4. The DHT: A Shared, Distributed Graph Database

Agents share records of their actions, including any data meant to be shared with the group, in a distributed hash table (DHT). This database provides redundancy and availability for data and gives the network the power to detect corruption.

What you’ll learn

  1. The downsides and risks of self-owned data
  2. How public data is stored
  3. How nodes store and retrieve data in a distributed database
  4. What happens when the network falls apart
  5. How public data is validated

Why it matters

If you’re unsure whether a distributed network can provide the same integrity, performance, and uptime guarantees as a server-based system under your control, this article will give you a better picture of how Holochain addresses these issues. You’ll also have a better understanding of how user data is stored, which will help you think about how to design your persistence layer.

Self-owned data isn’t enough

Let’s talk about your source chain again. It belongs to you, it lives in your device, and you can choose to keep it private.

However, the value of most apps comes from their ability to connect people to one another. Email, social media, and team collaboration tools wouldn’t be very useful if you kept all your work to yourself. Data that lives on your machine is also not very available—as soon as you go offline, nobody else can access it. Most users don’t want to run their own servers, so there needs to be a way to make shared data stick around when its author isn’t therea.

**Source material**
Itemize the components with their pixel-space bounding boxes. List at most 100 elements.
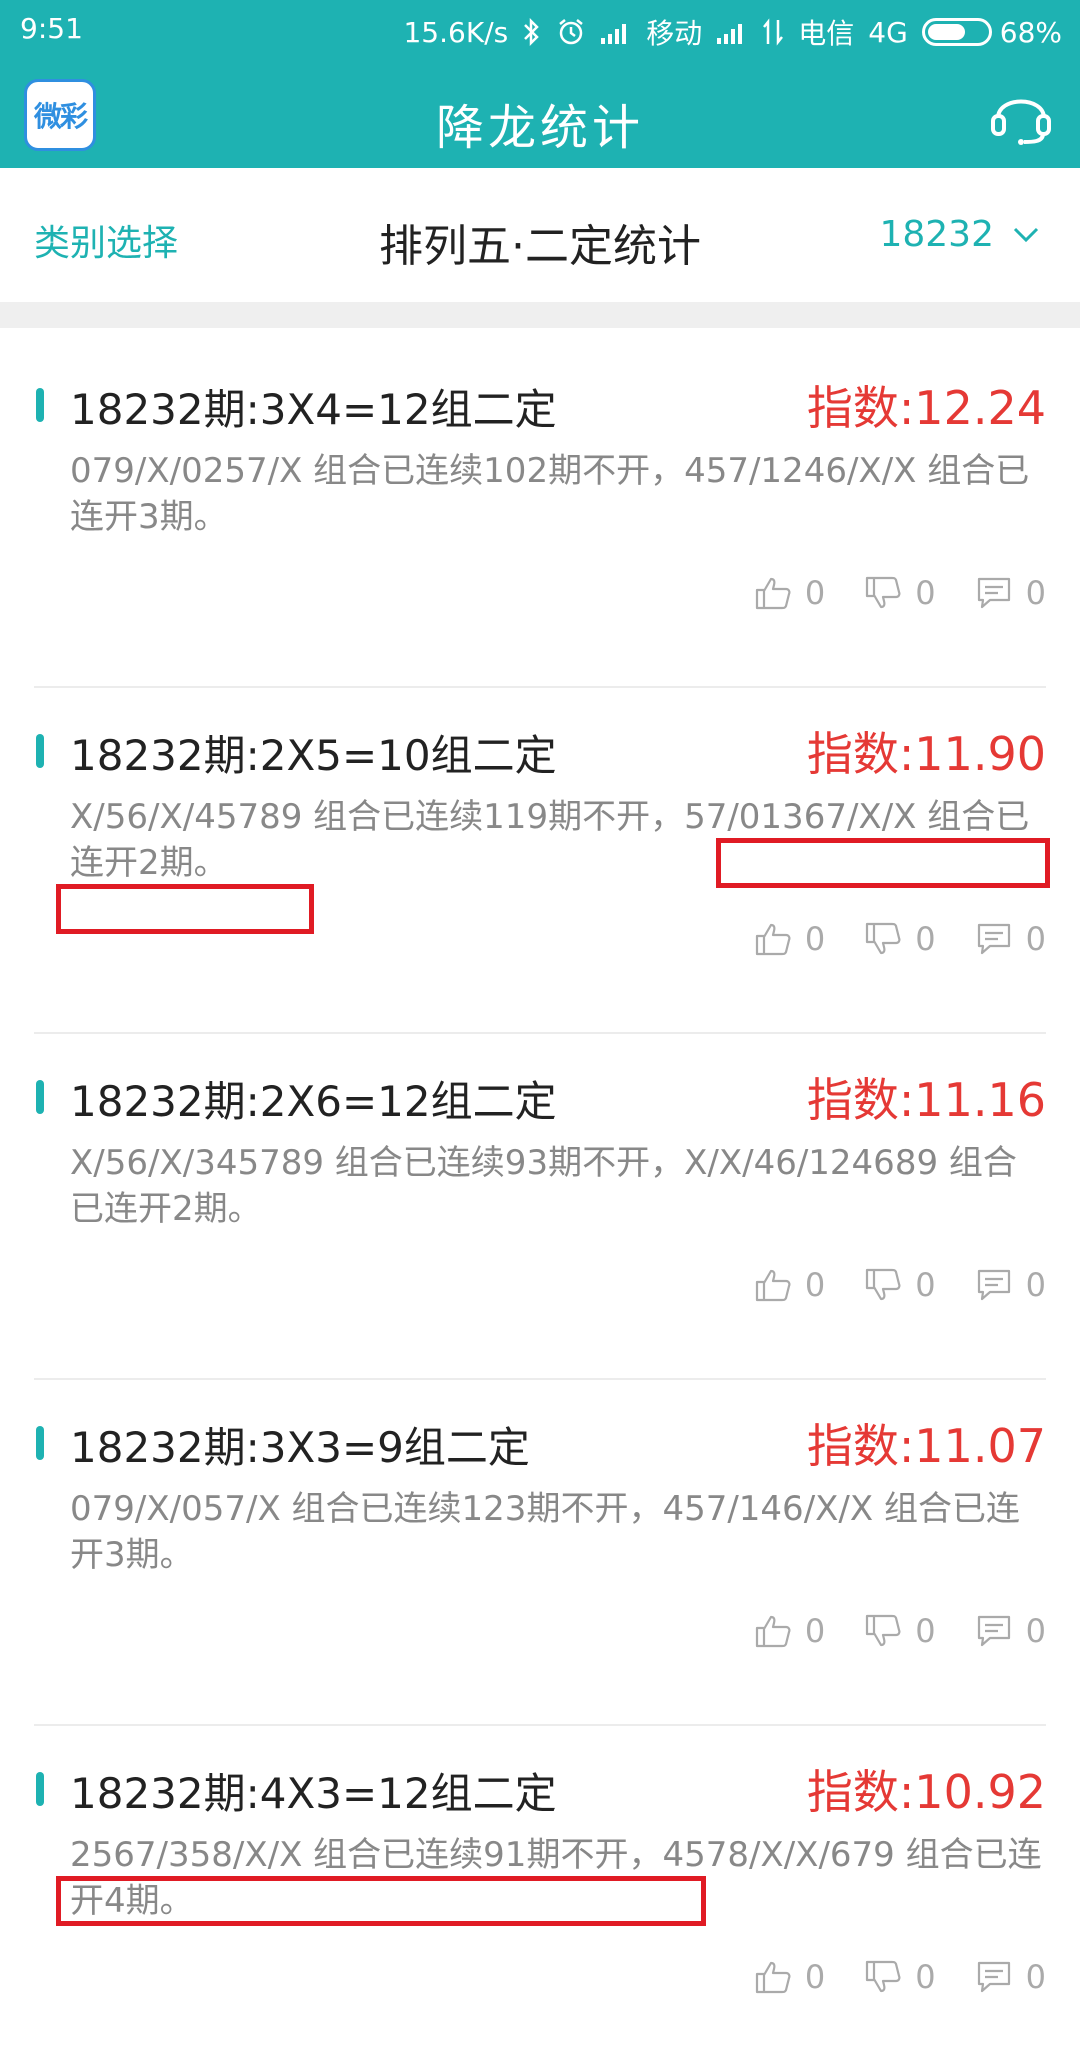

**What you need to do**
a) From the DHT article, reproduce word for word the passage that opens with the words containing "1. The downsides" and closes with "keep it private.".
b) According to the DHT article, what does this database provide?

**Per-task answers**
a)
1. The downsides and risks of self-owned data
  2. How public data is stored
  3. How nodes store and retrieve data in a distributed database
  4. What happens when the network falls apart
  5. How public data is validated

Why it matters

If you’re unsure whether a distributed network can provide the same integrity, performance, and uptime guarantees as a server-based system under your control, this article will give you a better picture of how Holochain addresses these issues. You’ll also have a better understanding of how user data is stored, which will help you think about how to design your persistence layer.

Self-owned data isn’t enough

Let’s talk about your source chain again. It belongs to you, it lives in your device, and you can choose to keep it private.

b) It provides redundancy and availability for data and gives the network the power to detect corruption.